Figure data in JSON:
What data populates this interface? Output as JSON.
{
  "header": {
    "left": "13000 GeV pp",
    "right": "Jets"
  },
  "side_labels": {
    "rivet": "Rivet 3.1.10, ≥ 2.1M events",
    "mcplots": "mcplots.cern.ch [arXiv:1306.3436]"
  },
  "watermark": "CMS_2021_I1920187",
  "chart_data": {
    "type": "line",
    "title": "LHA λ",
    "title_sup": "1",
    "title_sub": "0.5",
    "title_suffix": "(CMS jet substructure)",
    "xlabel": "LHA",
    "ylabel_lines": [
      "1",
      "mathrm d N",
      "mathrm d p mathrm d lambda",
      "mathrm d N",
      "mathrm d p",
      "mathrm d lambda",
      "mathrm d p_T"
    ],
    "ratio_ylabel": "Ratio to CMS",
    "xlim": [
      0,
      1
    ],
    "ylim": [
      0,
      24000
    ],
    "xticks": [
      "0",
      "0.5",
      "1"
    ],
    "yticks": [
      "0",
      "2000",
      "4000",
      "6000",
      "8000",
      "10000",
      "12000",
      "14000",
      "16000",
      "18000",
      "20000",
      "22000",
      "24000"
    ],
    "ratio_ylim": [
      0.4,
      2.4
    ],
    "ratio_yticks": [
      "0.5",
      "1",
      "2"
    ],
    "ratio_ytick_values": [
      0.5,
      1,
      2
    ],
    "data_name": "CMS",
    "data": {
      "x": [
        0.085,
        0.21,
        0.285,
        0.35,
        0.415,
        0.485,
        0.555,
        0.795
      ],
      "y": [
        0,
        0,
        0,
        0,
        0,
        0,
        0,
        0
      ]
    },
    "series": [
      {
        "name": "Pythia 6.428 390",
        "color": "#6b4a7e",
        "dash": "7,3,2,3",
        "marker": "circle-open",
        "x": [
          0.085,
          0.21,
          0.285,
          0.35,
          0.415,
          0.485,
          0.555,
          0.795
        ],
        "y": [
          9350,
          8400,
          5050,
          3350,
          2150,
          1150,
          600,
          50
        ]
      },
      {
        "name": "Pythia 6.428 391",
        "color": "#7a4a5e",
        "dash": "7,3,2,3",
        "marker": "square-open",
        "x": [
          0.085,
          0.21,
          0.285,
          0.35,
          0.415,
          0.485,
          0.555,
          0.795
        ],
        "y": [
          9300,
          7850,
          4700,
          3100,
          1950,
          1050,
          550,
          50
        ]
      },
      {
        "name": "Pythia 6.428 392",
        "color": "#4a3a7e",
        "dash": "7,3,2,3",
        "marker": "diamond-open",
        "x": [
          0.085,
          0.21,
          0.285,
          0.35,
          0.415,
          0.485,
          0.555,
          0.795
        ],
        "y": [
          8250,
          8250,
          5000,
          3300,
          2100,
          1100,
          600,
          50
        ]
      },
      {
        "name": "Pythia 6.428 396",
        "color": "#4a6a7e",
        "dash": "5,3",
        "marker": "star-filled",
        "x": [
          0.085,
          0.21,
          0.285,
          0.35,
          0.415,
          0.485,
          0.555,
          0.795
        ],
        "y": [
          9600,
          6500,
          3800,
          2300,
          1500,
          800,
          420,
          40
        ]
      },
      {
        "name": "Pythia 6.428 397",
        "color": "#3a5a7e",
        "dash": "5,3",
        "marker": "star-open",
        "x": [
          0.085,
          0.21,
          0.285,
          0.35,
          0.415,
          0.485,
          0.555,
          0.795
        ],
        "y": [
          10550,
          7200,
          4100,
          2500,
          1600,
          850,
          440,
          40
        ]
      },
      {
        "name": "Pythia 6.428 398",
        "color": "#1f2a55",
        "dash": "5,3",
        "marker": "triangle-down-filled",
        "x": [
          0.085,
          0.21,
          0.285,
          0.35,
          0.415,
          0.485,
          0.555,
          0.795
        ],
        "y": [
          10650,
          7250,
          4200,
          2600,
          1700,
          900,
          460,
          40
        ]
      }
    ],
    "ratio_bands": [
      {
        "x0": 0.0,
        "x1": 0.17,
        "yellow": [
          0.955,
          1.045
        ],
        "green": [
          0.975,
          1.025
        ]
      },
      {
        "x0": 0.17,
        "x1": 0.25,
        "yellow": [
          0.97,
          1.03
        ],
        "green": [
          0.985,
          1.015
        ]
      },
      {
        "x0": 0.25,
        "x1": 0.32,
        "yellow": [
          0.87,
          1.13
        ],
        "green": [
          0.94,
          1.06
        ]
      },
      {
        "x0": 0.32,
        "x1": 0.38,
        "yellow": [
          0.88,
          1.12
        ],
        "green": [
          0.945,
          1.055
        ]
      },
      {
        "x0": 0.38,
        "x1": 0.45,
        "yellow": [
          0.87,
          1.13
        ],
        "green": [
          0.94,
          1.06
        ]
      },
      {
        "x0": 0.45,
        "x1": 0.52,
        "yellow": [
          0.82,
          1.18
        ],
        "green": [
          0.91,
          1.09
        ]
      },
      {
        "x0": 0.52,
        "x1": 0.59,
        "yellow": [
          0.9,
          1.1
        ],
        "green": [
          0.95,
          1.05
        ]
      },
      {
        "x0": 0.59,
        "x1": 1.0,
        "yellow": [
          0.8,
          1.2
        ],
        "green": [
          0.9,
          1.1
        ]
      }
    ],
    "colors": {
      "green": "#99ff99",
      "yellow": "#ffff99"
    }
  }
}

* **PROBLEM TO WORK ON**
Out of the material above, select every line that holds the string "lambda".

* **TASK RESPONSE**
      "mathrm d p mathrm d lambda",
      "mathrm d lambda",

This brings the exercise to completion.